Task to carry out
Exactly reproduce each record listed below.

Source records
______________________________
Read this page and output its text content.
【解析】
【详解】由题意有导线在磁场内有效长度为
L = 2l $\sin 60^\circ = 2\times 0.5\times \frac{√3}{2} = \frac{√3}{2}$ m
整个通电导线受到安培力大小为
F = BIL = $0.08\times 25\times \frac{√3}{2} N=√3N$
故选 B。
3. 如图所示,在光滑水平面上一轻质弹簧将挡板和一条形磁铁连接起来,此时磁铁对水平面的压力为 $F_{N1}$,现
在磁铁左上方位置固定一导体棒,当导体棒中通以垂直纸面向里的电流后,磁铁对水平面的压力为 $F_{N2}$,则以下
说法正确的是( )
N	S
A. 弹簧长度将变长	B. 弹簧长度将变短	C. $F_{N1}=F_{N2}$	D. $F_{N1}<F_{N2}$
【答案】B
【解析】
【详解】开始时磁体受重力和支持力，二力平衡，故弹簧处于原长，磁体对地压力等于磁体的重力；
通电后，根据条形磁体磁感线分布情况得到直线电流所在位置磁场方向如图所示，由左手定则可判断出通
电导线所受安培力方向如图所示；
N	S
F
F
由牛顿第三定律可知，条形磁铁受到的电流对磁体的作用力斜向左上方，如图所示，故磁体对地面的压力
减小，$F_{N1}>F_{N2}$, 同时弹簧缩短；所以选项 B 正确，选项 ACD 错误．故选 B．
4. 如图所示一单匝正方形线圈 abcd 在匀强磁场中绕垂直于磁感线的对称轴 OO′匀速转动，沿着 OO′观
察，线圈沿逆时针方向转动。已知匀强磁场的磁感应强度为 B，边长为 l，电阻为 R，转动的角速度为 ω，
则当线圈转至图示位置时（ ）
______________________________
Task output
Read this page and output its text content.
【解析】
【详解】由题意有导线在磁场内有效长度为
L = 2l $\sin 60^\circ = 2\times 0.5\times \frac{√3}{2} = \frac{√3}{2}$ m
整个通电导线受到安培力大小为
F = BIL = $0.08\times 25\times \frac{√3}{2} N=√3N$
故选 B。
3. 如图所示,在光滑水平面上一轻质弹簧将挡板和一条形磁铁连接起来,此时磁铁对水平面的压力为 $F_{N1}$,现
在磁铁左上方位置固定一导体棒,当导体棒中通以垂直纸面向里的电流后,磁铁对水平面的压力为 $F_{N2}$,则以下
说法正确的是( )
N	S
A. 弹簧长度将变长	B. 弹簧长度将变短	C. $F_{N1}=F_{N2}$	D. $F_{N1}<F_{N2}$
【答案】B
【解析】
【详解】开始时磁体受重力和支持力，二力平衡，故弹簧处于原长，磁体对地压力等于磁体的重力；
通电后，根据条形磁体磁感线分布情况得到直线电流所在位置磁场方向如图所示，由左手定则可判断出通
电导线所受安培力方向如图所示；
N	S
F
F
由牛顿第三定律可知，条形磁铁受到的电流对磁体的作用力斜向左上方，如图所示，故磁体对地面的压力
减小，$F_{N1}>F_{N2}$, 同时弹簧缩短；所以选项 B 正确，选项 ACD 错误．故选 B．
4. 如图所示一单匝正方形线圈 abcd 在匀强磁场中绕垂直于磁感线的对称轴 OO′匀速转动，沿着 OO′观
察，线圈沿逆时针方向转动。已知匀强磁场的磁感应强度为 B，边长为 l，电阻为 R，转动的角速度为 ω，
则当线圈转至图示位置时（ ）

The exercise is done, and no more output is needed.